■ **EXCERPT TO READ**:
>>>

Yesterday I read Joseph Conrad's Heart of Darkness. I grabbed it as we were leaving the house at 4am on Friday, an afterthought of nostalgia.
The copy I have still contained within it the notes I made in November 1976 when studying the text in my first term at university on a course called 'European Literature and Thought'. My handwriting has not improved.
Conrad's character sails into the heart of darkness – the Belgian Congo as it was only being discovered, but already being exploited – and encounters the darkness of the human heart. And, meeting Kurtz, he observes:
Everything belonged to him – but that was a trifle. The thing was to know what he belonged to, how many powers of darkness claimed him for their own. (p.70)
That's always the big question, isn't it? Not what I have grasped, but what has grasped me. Not what I think I have possessed, but what has possessed me.
And it doesn't only apply to the dark stuff. It is the same with grace and love and mercy and generosity. Is my grasp of them more or less important than their grasp of me? Or us?

<<<

■ **WORK INSTRUCTIONS**:
[a] According to the reflection, in what month and year were the handwritten notes in the copy made?
[b] Copy out the reflection between "That's always the" and "has possessed me.", inclusive, changing "big question" to "real question".

■ **Page element annotations**:

>>>

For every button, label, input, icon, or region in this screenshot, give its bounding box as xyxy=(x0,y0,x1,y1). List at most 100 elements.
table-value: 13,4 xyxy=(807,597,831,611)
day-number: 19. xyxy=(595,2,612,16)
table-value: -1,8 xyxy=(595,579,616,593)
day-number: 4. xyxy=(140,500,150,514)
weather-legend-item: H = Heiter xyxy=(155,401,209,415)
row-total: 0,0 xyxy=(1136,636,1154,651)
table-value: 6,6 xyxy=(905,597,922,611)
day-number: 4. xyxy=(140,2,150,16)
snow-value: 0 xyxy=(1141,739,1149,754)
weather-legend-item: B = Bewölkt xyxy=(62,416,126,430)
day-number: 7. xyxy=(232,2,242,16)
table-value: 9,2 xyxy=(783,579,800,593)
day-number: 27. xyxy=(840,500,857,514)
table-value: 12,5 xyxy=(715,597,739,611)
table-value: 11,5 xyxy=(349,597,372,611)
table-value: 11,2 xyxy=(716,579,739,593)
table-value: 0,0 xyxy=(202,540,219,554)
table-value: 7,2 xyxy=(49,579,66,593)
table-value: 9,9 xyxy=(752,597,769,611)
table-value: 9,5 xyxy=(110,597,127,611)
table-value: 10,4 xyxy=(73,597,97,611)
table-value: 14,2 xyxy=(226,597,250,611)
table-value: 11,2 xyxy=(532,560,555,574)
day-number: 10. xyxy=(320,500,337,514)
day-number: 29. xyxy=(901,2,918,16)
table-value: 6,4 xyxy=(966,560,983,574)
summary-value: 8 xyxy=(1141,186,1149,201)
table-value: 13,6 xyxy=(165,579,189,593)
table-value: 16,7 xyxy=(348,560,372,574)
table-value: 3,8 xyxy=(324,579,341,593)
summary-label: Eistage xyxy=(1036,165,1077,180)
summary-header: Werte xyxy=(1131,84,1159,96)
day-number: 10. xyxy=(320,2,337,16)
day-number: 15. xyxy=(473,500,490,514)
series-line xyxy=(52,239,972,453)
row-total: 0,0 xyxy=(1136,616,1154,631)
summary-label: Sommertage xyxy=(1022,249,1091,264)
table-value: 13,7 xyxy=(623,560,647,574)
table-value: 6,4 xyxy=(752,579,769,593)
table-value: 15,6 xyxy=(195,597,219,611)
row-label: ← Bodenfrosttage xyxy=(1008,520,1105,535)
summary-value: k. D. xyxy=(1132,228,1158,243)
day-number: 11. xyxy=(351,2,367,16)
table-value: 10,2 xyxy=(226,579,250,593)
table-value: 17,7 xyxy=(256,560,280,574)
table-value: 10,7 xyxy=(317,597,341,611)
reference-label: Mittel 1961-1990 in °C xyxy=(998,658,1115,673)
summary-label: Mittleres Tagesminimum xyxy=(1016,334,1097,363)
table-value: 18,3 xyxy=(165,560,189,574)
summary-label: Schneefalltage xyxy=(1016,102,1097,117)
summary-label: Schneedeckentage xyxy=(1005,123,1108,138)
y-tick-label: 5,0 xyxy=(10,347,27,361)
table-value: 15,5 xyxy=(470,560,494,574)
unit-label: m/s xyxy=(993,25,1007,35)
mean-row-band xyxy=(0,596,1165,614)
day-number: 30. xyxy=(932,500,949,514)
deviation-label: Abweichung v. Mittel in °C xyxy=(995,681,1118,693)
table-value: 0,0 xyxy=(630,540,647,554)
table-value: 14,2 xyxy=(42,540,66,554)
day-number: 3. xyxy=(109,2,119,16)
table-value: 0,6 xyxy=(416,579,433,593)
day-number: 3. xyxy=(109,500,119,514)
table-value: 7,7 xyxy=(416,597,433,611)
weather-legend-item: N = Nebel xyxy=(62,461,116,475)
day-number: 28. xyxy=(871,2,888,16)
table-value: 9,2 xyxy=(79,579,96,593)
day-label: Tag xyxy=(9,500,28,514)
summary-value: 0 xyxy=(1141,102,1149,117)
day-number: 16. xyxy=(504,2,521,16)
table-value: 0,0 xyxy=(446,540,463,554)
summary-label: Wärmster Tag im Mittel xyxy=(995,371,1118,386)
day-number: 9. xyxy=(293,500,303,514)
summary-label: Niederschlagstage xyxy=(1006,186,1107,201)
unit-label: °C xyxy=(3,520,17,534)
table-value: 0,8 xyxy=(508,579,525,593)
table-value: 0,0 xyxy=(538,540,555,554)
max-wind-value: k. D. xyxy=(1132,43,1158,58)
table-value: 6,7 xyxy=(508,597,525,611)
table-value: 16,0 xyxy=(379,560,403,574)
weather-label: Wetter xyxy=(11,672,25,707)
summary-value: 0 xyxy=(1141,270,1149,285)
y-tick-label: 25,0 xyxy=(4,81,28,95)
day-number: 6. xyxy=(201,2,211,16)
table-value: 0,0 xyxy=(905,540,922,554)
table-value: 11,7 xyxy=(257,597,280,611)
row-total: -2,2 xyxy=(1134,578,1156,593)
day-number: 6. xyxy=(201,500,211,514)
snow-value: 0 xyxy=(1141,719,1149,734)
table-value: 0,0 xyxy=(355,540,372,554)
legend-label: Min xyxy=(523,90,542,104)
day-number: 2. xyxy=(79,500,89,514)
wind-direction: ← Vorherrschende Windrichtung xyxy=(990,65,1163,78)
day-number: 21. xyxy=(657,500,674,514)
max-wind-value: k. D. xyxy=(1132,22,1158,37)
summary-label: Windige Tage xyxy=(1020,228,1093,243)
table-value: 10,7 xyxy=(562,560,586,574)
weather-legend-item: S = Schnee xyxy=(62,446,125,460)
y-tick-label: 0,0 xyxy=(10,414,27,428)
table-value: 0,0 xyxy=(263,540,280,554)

<<<

■ **WORKED SOLUTIONS**:
[a] November 1976

[b]
That's always the real question, isn't it? Not what I have grasped, but what has grasped me. Not what I think I have possessed, but what has possessed me.